--- Start Dataset records ---
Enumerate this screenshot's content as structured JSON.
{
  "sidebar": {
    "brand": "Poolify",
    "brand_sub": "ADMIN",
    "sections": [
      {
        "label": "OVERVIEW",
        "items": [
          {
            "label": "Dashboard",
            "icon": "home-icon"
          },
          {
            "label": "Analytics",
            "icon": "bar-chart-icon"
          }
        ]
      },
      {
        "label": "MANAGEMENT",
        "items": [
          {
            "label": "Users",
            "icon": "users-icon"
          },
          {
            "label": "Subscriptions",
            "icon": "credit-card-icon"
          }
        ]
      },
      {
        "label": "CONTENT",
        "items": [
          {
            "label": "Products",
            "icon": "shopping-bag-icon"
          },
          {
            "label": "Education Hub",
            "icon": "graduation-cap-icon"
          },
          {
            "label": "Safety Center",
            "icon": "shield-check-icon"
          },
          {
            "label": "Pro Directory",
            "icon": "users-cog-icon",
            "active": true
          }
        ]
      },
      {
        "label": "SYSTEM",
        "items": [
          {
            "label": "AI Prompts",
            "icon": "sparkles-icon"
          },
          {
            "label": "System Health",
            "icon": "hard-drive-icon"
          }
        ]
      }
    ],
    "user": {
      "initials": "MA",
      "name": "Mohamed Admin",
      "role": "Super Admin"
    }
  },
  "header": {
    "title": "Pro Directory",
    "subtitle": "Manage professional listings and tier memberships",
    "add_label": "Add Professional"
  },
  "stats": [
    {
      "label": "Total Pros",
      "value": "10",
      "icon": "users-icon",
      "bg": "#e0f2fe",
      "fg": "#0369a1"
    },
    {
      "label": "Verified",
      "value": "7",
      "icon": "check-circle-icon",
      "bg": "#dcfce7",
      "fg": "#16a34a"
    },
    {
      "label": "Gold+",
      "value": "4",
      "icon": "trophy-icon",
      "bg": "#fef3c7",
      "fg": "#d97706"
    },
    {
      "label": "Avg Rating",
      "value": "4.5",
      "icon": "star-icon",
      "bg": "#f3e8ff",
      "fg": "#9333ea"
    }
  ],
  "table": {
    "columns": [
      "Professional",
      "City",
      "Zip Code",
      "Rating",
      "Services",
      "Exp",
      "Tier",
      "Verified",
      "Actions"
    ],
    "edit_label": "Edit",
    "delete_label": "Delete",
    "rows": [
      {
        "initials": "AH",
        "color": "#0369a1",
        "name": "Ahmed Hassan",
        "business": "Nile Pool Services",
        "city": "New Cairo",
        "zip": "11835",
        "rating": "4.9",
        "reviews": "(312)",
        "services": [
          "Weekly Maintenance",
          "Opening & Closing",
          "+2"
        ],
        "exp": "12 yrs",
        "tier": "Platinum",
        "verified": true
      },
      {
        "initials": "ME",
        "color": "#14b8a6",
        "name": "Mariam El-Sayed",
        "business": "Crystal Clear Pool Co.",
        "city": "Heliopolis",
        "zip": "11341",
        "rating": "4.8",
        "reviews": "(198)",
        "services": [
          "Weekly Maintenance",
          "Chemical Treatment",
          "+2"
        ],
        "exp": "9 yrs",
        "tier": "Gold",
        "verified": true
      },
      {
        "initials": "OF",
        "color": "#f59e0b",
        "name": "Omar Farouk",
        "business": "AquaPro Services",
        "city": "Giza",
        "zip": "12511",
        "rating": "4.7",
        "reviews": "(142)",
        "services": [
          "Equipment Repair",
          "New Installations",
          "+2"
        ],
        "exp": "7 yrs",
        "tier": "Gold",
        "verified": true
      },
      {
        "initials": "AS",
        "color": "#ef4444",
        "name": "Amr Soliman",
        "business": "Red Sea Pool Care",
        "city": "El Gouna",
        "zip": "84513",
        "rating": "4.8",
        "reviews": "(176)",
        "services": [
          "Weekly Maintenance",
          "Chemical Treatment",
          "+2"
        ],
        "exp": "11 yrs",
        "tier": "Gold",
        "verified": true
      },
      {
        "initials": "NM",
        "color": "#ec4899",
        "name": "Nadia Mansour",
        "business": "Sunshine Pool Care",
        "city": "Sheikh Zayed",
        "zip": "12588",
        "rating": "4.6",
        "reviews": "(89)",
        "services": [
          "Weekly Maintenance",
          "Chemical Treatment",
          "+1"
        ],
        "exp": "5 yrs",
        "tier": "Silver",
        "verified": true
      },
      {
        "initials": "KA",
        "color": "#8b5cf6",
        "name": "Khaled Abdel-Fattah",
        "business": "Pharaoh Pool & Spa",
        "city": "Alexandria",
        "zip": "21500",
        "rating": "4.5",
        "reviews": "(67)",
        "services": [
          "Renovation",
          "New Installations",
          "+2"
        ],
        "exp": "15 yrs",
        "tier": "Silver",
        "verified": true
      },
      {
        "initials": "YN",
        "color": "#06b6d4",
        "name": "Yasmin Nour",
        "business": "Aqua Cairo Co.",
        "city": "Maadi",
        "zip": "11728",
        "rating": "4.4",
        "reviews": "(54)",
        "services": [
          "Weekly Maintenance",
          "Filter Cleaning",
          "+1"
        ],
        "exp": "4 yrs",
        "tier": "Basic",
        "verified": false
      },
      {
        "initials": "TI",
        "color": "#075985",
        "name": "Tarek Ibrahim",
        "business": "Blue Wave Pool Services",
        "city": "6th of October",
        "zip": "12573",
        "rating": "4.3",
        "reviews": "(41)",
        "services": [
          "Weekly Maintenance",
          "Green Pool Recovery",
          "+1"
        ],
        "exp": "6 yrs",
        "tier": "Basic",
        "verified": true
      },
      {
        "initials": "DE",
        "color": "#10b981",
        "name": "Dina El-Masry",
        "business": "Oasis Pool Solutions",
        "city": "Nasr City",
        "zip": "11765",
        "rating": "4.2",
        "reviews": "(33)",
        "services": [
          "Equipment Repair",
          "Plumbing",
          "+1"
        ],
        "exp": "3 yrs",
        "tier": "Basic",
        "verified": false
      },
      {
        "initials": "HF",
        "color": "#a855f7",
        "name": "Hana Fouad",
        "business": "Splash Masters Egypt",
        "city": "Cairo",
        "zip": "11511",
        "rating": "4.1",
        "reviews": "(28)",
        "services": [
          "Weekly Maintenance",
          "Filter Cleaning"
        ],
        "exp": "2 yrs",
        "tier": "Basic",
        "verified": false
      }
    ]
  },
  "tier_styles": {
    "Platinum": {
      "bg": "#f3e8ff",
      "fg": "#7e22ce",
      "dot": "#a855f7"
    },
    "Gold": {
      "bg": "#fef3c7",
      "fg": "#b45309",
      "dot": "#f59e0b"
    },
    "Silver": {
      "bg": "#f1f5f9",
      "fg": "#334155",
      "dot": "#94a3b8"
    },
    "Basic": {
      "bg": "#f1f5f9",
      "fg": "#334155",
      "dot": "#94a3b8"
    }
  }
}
--- End Dataset records ---
_What is expected:_ Give the listing above again, word for word.

_Exercise solution:_
Enumerate this screenshot's content as structured JSON.
{
  "sidebar": {
    "brand": "Poolify",
    "brand_sub": "ADMIN",
    "sections": [
      {
        "label": "OVERVIEW",
        "items": [
          {
            "label": "Dashboard",
            "icon": "home-icon"
          },
          {
            "label": "Analytics",
            "icon": "bar-chart-icon"
          }
        ]
      },
      {
        "label": "MANAGEMENT",
        "items": [
          {
            "label": "Users",
            "icon": "users-icon"
          },
          {
            "label": "Subscriptions",
            "icon": "credit-card-icon"
          }
        ]
      },
      {
        "label": "CONTENT",
        "items": [
          {
            "label": "Products",
            "icon": "shopping-bag-icon"
          },
          {
            "label": "Education Hub",
            "icon": "graduation-cap-icon"
          },
          {
            "label": "Safety Center",
            "icon": "shield-check-icon"
          },
          {
            "label": "Pro Directory",
            "icon": "users-cog-icon",
            "active": true
          }
        ]
      },
      {
        "label": "SYSTEM",
        "items": [
          {
            "label": "AI Prompts",
            "icon": "sparkles-icon"
          },
          {
            "label": "System Health",
            "icon": "hard-drive-icon"
          }
        ]
      }
    ],
    "user": {
      "initials": "MA",
      "name": "Mohamed Admin",
      "role": "Super Admin"
    }
  },
  "header": {
    "title": "Pro Directory",
    "subtitle": "Manage professional listings and tier memberships",
    "add_label": "Add Professional"
  },
  "stats": [
    {
      "label": "Total Pros",
      "value": "10",
      "icon": "users-icon",
      "bg": "#e0f2fe",
      "fg": "#0369a1"
    },
    {
      "label": "Verified",
      "value": "7",
      "icon": "check-circle-icon",
      "bg": "#dcfce7",
      "fg": "#16a34a"
    },
    {
      "label": "Gold+",
      "value": "4",
      "icon": "trophy-icon",
      "bg": "#fef3c7",
      "fg": "#d97706"
    },
    {
      "label": "Avg Rating",
      "value": "4.5",
      "icon": "star-icon",
      "bg": "#f3e8ff",
      "fg": "#9333ea"
    }
  ],
  "table": {
    "columns": [
      "Professional",
      "City",
      "Zip Code",
      "Rating",
      "Services",
      "Exp",
      "Tier",
      "Verified",
      "Actions"
    ],
    "edit_label": "Edit",
    "delete_label": "Delete",
    "rows": [
      {
        "initials": "AH",
        "color": "#0369a1",
        "name": "Ahmed Hassan",
        "business": "Nile Pool Services",
        "city": "New Cairo",
        "zip": "11835",
        "rating": "4.9",
        "reviews": "(312)",
        "services": [
          "Weekly Maintenance",
          "Opening & Closing",
          "+2"
        ],
        "exp": "12 yrs",
        "tier": "Platinum",
        "verified": true
      },
      {
        "initials": "ME",
        "color": "#14b8a6",
        "name": "Mariam El-Sayed",
        "business": "Crystal Clear Pool Co.",
        "city": "Heliopolis",
        "zip": "11341",
        "rating": "4.8",
        "reviews": "(198)",
        "services": [
          "Weekly Maintenance",
          "Chemical Treatment",
          "+2"
        ],
        "exp": "9 yrs",
        "tier": "Gold",
        "verified": true
      },
      {
        "initials": "OF",
        "color": "#f59e0b",
        "name": "Omar Farouk",
        "business": "AquaPro Services",
        "city": "Giza",
        "zip": "12511",
        "rating": "4.7",
        "reviews": "(142)",
        "services": [
          "Equipment Repair",
          "New Installations",
          "+2"
        ],
        "exp": "7 yrs",
        "tier": "Gold",
        "verified": true
      },
      {
        "initials": "AS",
        "color": "#ef4444",
        "name": "Amr Soliman",
        "business": "Red Sea Pool Care",
        "city": "El Gouna",
        "zip": "84513",
        "rating": "4.8",
        "reviews": "(176)",
        "services": [
          "Weekly Maintenance",
          "Chemical Treatment",
          "+2"
        ],
        "exp": "11 yrs",
        "tier": "Gold",
        "verified": true
      },
      {
        "initials": "NM",
        "color": "#ec4899",
        "name": "Nadia Mansour",
        "business": "Sunshine Pool Care",
        "city": "Sheikh Zayed",
        "zip": "12588",
        "rating": "4.6",
        "reviews": "(89)",
        "services": [
          "Weekly Maintenance",
          "Chemical Treatment",
          "+1"
        ],
        "exp": "5 yrs",
        "tier": "Silver",
        "verified": true
      },
      {
        "initials": "KA",
        "color": "#8b5cf6",
        "name": "Khaled Abdel-Fattah",
        "business": "Pharaoh Pool & Spa",
        "city": "Alexandria",
        "zip": "21500",
        "rating": "4.5",
        "reviews": "(67)",
        "services": [
          "Renovation",
          "New Installations",
          "+2"
        ],
        "exp": "15 yrs",
        "tier": "Silver",
        "verified": true
      },
      {
        "initials": "YN",
        "color": "#06b6d4",
        "name": "Yasmin Nour",
        "business": "Aqua Cairo Co.",
        "city": "Maadi",
        "zip": "11728",
        "rating": "4.4",
        "reviews": "(54)",
        "services": [
          "Weekly Maintenance",
          "Filter Cleaning",
          "+1"
        ],
        "exp": "4 yrs",
        "tier": "Basic",
        "verified": false
      },
      {
        "initials": "TI",
        "color": "#075985",
        "name": "Tarek Ibrahim",
        "business": "Blue Wave Pool Services",
        "city": "6th of October",
        "zip": "12573",
        "rating": "4.3",
        "reviews": "(41)",
        "services": [
          "Weekly Maintenance",
          "Green Pool Recovery",
          "+1"
        ],
        "exp": "6 yrs",
        "tier": "Basic",
        "verified": true
      },
      {
        "initials": "DE",
        "color": "#10b981",
        "name": "Dina El-Masry",
        "business": "Oasis Pool Solutions",
        "city": "Nasr City",
        "zip": "11765",
        "rating": "4.2",
        "reviews": "(33)",
        "services": [
          "Equipment Repair",
          "Plumbing",
          "+1"
        ],
        "exp": "3 yrs",
        "tier": "Basic",
        "verified": false
      },
      {
        "initials": "HF",
        "color": "#a855f7",
        "name": "Hana Fouad",
        "business": "Splash Masters Egypt",
        "city": "Cairo",
        "zip": "11511",
        "rating": "4.1",
        "reviews": "(28)",
        "services": [
          "Weekly Maintenance",
          "Filter Cleaning"
        ],
        "exp": "2 yrs",
        "tier": "Basic",
        "verified": false
      }
    ]
  },
  "tier_styles": {
    "Platinum": {
      "bg": "#f3e8ff",
      "fg": "#7e22ce",
      "dot": "#a855f7"
    },
    "Gold": {
      "bg": "#fef3c7",
      "fg": "#b45309",
      "dot": "#f59e0b"
    },
    "Silver": {
      "bg": "#f1f5f9",
      "fg": "#334155",
      "dot": "#94a3b8"
    },
    "Basic": {
      "bg": "#f1f5f9",
      "fg": "#334155",
      "dot": "#94a3b8"
    }
  }
}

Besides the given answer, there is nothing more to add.